-- begin Document passage --
XI. LIMITATION OF LIABILITY
Excluding Advertiser’s obligations under Section X or damages that result from a breach of Section XII or intentional misconduct by the parties, in no event will either party be liable for any consequential, indirect, incidental, punitive, special or exemplary damages whatsoever, including without limitation, damages for loss of profits, business interruption, loss of information and the like, incurred by the other party arising out of this Agreement, even if such party has been advised of the possibility of such damages. Except for Advertiser’s obligations under Section X or damages that result from breach of Section XII, the aggregate liability of either party under this Agreement for any claim is limited to the amount paid by Advertiser to Resonate during the three month period immediately preceding the date the claim arose.

XII. NON-DISCLOSURE, DATA OWNERSHIP, PRIVACY AND LAWS
a. Any marked confidential information and proprietary data provided by one party, including the Ad description, and the pricing of the Ad, set forth in the IO, shall be deemed “Confidential Information” of the disclosing party. Confidential Information shall also include information provided by one party, which under the circumstances surrounding the disclosure would be reasonably deemed confidential or proprietary. Confidential Information shall not be released by the receiving party to anyone except an employee, or agent who has a need to know same, and who is bound by confidentiality obligations. Neither party will use any portion of Confidential Information provided by the other party hereunder for any purpose other than those provided for under this Agreement.
b. For purposes of this Section, Advertiser shall be considered one party. Notwithstanding anything contained herein to the contrary, the term “Confidential Information” shall not include information which: (i) was previously known to a party; (ii) was or becomes generally available to the public through no fault of the receiving party (“Recipient”); (iii) was rightfully in Recipient’s possession free of any obligation of confidence at, or subsequent to, the time it was communicated to Recipient by the disclosing party (“Discloser”); (iv) was developed by employees or agents of Recipient independently of and without reference to any information communicated to Recipient by Discloser; or (v) was communicated by Discloser to an unaffiliated third party free of any obligation of confidence. Notwithstanding the foregoing, either party may disclose Confidential Information in response to a valid order by a court or other governmental body, as otherwise required by law or the rules of any applicable securities exchange or as necessary to establish the rights of either party under this Agreement; provided, however, that both parties will stipulate to any orders necessary to protect said information from public disclosure.
c. All personally identifiable information provided by individual web users who are informed that such information is being gathered solely on behalf of Advertiser pursuant to the Advertiser’s posted privacy policy is the property of Advertiser, is subject to the Advertiser’s posted privacy policy, and is considered Confidential Information. Any other use of such information must be set forth in the IO signed by both parties.
-- end Document passage --
-- begin Available data --
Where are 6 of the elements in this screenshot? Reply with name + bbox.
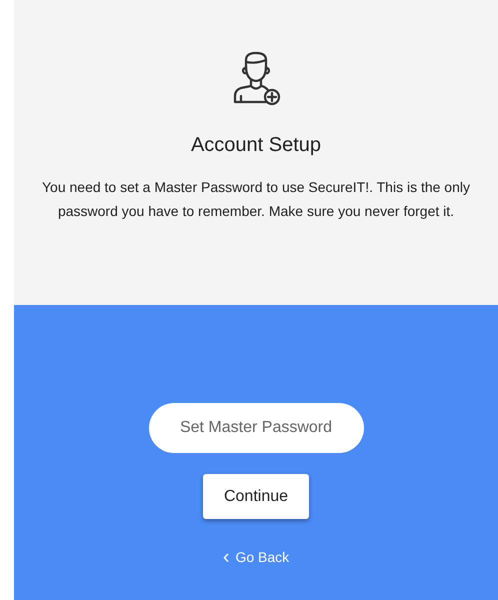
-- end Available data --
Duplicate the part of the advertising agreement excerpt from "XII. NON-DISCLOSURE, DATA" up to and including "under this Agreement.". Rely only on the agreement excerpt for this work.

## Result of this exercise
XII. NON-DISCLOSURE, DATA OWNERSHIP, PRIVACY AND LAWS
a. Any marked confidential information and proprietary data provided by one party, including the Ad description, and the pricing of the Ad, set forth in the IO, shall be deemed “Confidential Information” of the disclosing party. Confidential Information shall also include information provided by one party, which under the circumstances surrounding the disclosure would be reasonably deemed confidential or proprietary. Confidential Information shall not be released by the receiving party to anyone except an employee, or agent who has a need to know same, and who is bound by confidentiality obligations. Neither party will use any portion of Confidential Information provided by the other party hereunder for any purpose other than those provided for under this Agreement.